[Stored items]
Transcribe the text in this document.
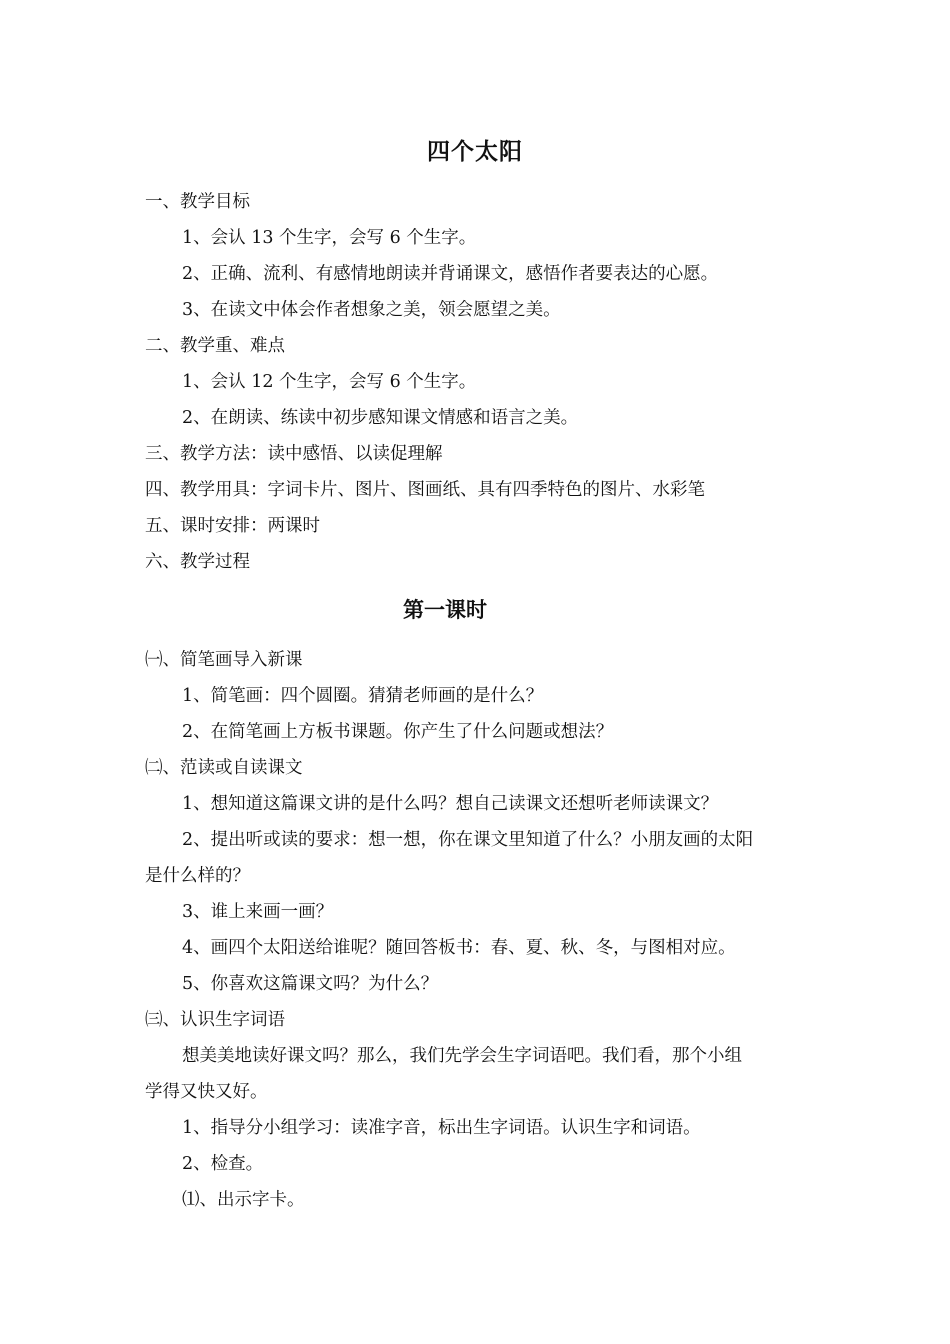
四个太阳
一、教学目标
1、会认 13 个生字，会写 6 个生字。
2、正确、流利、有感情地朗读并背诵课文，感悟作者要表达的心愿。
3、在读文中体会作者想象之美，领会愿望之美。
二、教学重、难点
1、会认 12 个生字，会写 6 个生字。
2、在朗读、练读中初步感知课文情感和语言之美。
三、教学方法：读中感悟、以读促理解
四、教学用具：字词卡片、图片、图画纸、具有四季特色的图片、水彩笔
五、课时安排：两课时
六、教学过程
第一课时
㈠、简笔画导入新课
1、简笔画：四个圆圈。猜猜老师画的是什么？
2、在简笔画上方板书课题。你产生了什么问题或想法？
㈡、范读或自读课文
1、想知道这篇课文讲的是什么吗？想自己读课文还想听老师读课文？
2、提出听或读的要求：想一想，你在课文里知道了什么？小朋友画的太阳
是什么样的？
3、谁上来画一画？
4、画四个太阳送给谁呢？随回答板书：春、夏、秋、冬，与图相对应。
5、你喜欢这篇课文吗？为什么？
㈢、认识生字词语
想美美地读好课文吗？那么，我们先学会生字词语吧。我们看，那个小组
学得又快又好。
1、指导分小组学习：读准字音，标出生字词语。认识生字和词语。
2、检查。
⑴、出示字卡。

WORK INSTRUCTIONS:
All the records need to be repeated exactly, with the images dropped.

THE COMPLETED TASK:
Transcribe the text in this document.
四个太阳
一、教学目标
1、会认 13 个生字，会写 6 个生字。
2、正确、流利、有感情地朗读并背诵课文，感悟作者要表达的心愿。
3、在读文中体会作者想象之美，领会愿望之美。
二、教学重、难点
1、会认 12 个生字，会写 6 个生字。
2、在朗读、练读中初步感知课文情感和语言之美。
三、教学方法：读中感悟、以读促理解
四、教学用具：字词卡片、图片、图画纸、具有四季特色的图片、水彩笔
五、课时安排：两课时
六、教学过程
第一课时
㈠、简笔画导入新课
1、简笔画：四个圆圈。猜猜老师画的是什么？
2、在简笔画上方板书课题。你产生了什么问题或想法？
㈡、范读或自读课文
1、想知道这篇课文讲的是什么吗？想自己读课文还想听老师读课文？
2、提出听或读的要求：想一想，你在课文里知道了什么？小朋友画的太阳
是什么样的？
3、谁上来画一画？
4、画四个太阳送给谁呢？随回答板书：春、夏、秋、冬，与图相对应。
5、你喜欢这篇课文吗？为什么？
㈢、认识生字词语
想美美地读好课文吗？那么，我们先学会生字词语吧。我们看，那个小组
学得又快又好。
1、指导分小组学习：读准字音，标出生字词语。认识生字和词语。
2、检查。
⑴、出示字卡。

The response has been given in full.